EXERCISE INSTRUCTIONS » Check each line of the data for "goals" and select those that have it.

═══ EXCERPTED DATA

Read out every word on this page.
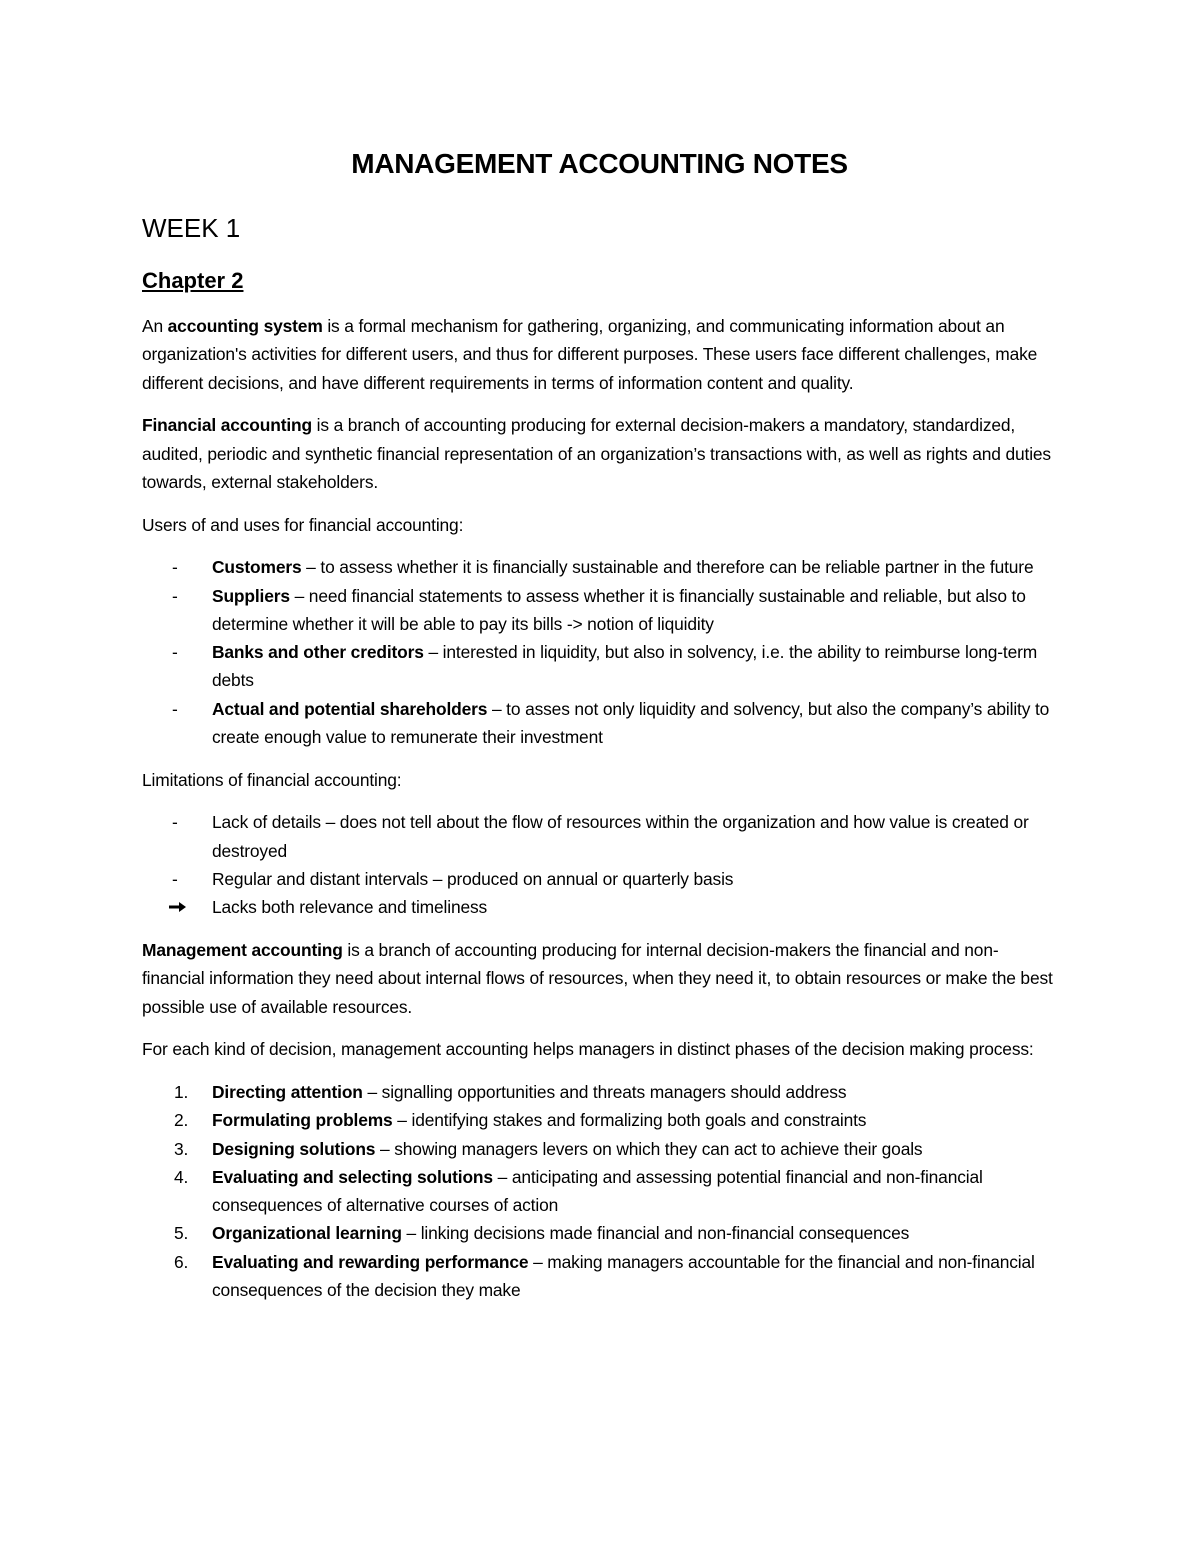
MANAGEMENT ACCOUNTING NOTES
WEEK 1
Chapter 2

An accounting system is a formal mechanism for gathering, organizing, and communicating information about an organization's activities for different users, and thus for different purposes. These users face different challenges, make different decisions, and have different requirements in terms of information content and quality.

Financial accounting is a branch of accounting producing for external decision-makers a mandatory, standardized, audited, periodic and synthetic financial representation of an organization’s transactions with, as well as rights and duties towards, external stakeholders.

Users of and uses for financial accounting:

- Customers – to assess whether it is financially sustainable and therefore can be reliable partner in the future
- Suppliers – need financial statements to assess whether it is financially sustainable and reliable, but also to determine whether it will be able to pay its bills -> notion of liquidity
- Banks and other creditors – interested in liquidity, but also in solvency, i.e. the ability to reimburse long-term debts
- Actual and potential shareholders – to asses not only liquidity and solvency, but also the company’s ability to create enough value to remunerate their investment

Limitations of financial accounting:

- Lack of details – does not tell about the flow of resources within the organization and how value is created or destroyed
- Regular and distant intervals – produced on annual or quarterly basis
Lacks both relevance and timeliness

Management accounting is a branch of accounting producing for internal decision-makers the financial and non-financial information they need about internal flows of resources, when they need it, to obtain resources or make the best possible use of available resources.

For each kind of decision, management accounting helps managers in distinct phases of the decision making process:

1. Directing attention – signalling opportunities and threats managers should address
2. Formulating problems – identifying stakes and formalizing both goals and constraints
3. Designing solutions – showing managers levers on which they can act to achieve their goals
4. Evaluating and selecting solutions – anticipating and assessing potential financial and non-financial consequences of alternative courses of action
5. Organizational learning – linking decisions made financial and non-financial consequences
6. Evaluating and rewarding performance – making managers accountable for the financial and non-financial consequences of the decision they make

══════
═══ EXCERPTED DATA

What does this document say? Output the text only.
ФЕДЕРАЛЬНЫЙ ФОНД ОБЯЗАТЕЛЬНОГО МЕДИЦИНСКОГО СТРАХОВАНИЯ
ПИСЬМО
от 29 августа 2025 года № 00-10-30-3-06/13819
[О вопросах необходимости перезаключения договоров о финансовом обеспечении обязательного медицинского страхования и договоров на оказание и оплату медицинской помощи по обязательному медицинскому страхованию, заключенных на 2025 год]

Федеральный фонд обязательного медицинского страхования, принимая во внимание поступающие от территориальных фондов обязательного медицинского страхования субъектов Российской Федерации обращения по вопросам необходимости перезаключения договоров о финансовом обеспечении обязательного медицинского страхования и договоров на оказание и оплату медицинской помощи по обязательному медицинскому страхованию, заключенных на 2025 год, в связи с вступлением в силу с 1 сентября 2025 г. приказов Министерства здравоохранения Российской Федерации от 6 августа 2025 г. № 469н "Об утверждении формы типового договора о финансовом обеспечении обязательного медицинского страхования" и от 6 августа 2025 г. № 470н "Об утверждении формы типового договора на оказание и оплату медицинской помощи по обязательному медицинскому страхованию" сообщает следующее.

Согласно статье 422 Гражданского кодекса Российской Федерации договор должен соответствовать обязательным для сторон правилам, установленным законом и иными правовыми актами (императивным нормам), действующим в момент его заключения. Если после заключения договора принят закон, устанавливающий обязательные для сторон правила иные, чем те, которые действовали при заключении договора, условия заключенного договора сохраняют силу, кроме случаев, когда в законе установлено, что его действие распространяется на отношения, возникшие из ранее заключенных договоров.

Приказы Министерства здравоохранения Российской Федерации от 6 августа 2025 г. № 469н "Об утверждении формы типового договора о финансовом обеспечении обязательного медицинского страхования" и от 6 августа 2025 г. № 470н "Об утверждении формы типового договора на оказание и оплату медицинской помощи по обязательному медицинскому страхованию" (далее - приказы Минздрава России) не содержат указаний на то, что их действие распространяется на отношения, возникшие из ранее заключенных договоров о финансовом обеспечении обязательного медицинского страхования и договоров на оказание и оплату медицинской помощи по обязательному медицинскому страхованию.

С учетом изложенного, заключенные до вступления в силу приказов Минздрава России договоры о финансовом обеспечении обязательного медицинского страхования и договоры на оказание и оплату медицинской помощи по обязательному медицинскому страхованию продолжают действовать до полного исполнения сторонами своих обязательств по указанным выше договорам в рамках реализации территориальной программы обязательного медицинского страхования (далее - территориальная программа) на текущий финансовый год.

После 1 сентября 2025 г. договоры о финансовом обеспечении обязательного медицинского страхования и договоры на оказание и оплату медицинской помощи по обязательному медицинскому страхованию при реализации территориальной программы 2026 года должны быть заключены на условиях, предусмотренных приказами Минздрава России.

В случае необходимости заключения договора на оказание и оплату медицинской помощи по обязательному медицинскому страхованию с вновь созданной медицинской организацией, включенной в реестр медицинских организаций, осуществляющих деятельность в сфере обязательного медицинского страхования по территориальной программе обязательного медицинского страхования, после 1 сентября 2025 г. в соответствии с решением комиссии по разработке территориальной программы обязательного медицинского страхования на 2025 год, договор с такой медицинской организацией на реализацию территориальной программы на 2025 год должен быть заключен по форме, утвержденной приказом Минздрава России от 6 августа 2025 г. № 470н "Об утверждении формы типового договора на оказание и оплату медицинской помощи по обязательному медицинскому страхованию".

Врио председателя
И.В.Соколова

══════
═══ EXCERPTED DATA

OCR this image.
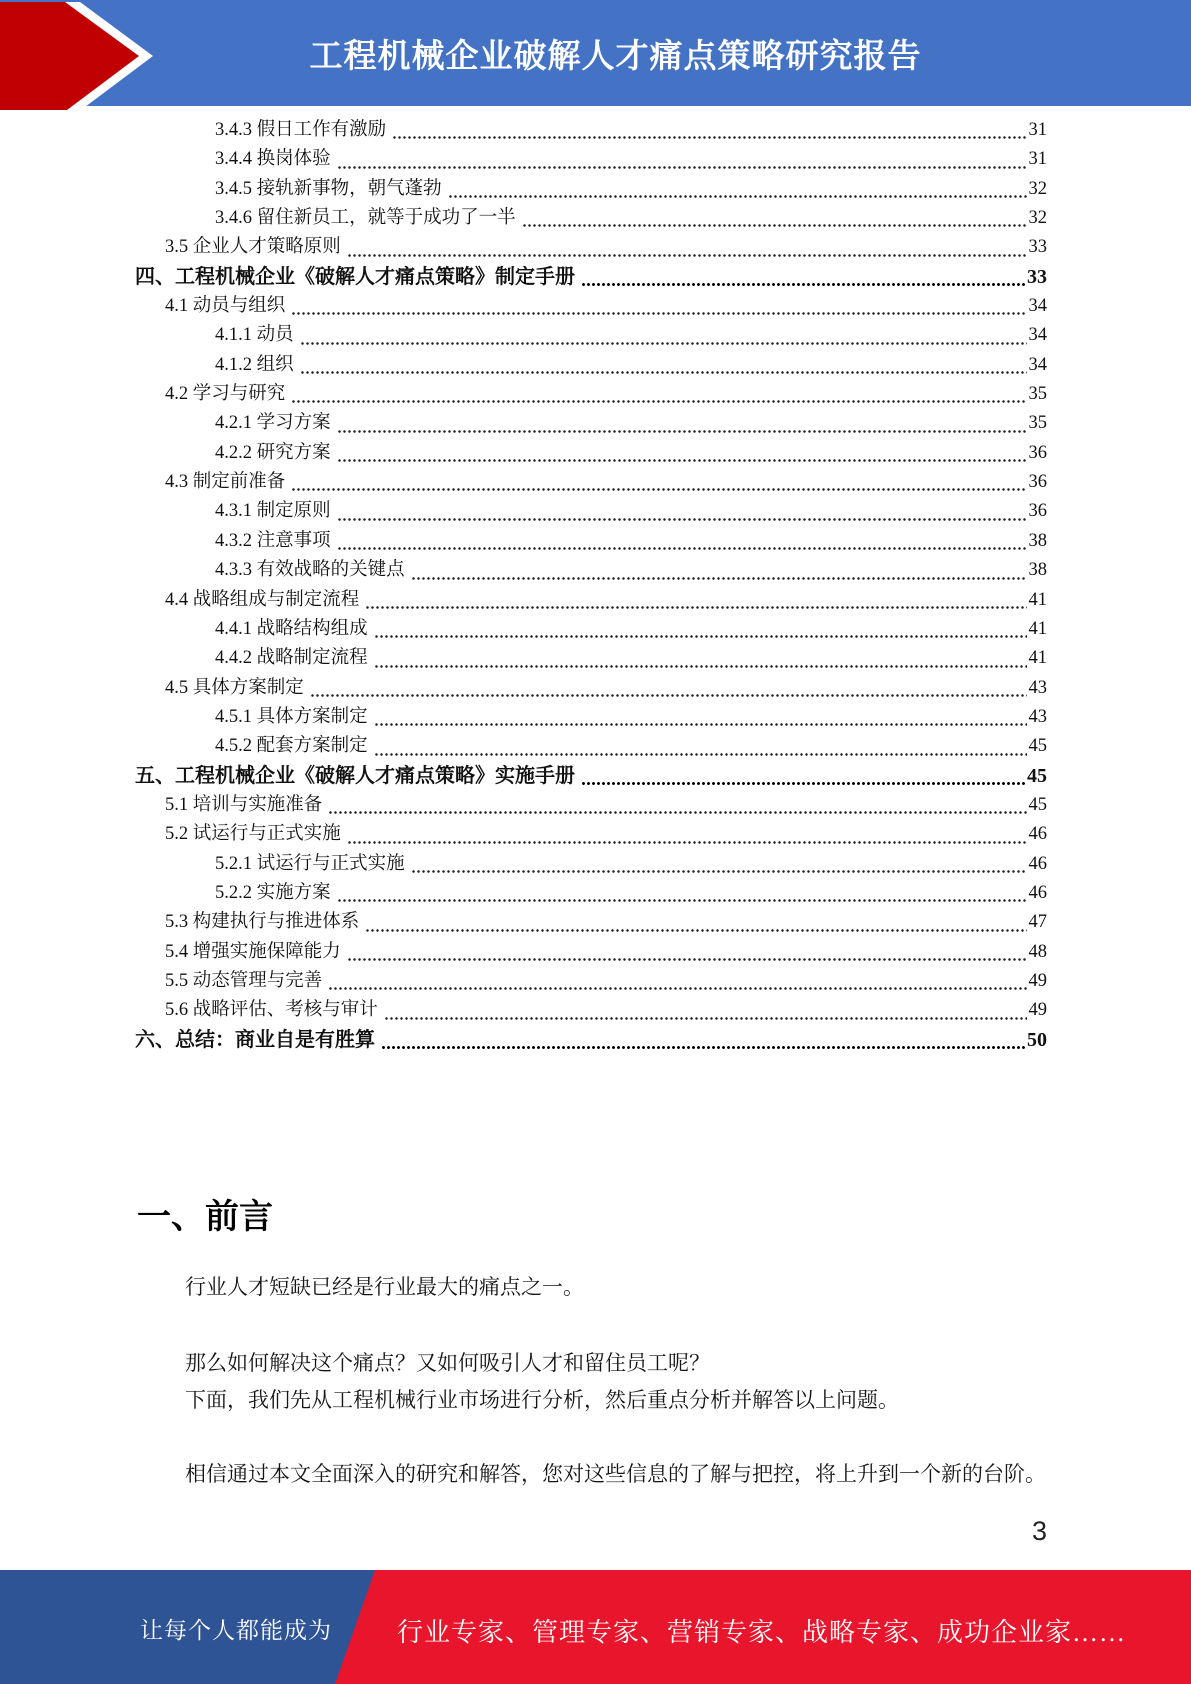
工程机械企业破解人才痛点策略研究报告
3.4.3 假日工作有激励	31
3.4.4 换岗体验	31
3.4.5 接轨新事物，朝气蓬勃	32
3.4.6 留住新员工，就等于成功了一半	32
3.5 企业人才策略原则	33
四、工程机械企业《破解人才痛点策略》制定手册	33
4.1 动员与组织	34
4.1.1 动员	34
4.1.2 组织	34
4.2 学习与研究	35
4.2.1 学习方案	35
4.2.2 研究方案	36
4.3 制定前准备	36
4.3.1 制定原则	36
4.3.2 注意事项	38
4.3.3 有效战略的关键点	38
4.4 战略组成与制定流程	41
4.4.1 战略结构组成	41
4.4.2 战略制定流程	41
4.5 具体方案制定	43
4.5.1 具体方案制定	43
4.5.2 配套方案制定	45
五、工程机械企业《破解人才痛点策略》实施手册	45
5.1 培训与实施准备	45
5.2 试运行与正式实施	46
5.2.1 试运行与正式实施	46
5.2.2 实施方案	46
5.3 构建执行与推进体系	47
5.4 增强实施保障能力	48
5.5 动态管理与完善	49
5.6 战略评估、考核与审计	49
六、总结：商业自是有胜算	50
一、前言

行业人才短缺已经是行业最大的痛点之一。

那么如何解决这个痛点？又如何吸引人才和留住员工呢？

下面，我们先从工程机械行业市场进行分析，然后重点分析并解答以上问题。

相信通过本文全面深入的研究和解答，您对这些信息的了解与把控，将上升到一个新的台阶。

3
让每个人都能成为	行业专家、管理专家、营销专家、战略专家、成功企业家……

══════

RESPONSE BELOW »
2. Formulating problems – identifying stakes and formalizing both goals and constraints
3. Designing solutions – showing managers levers on which they can act to achieve their goals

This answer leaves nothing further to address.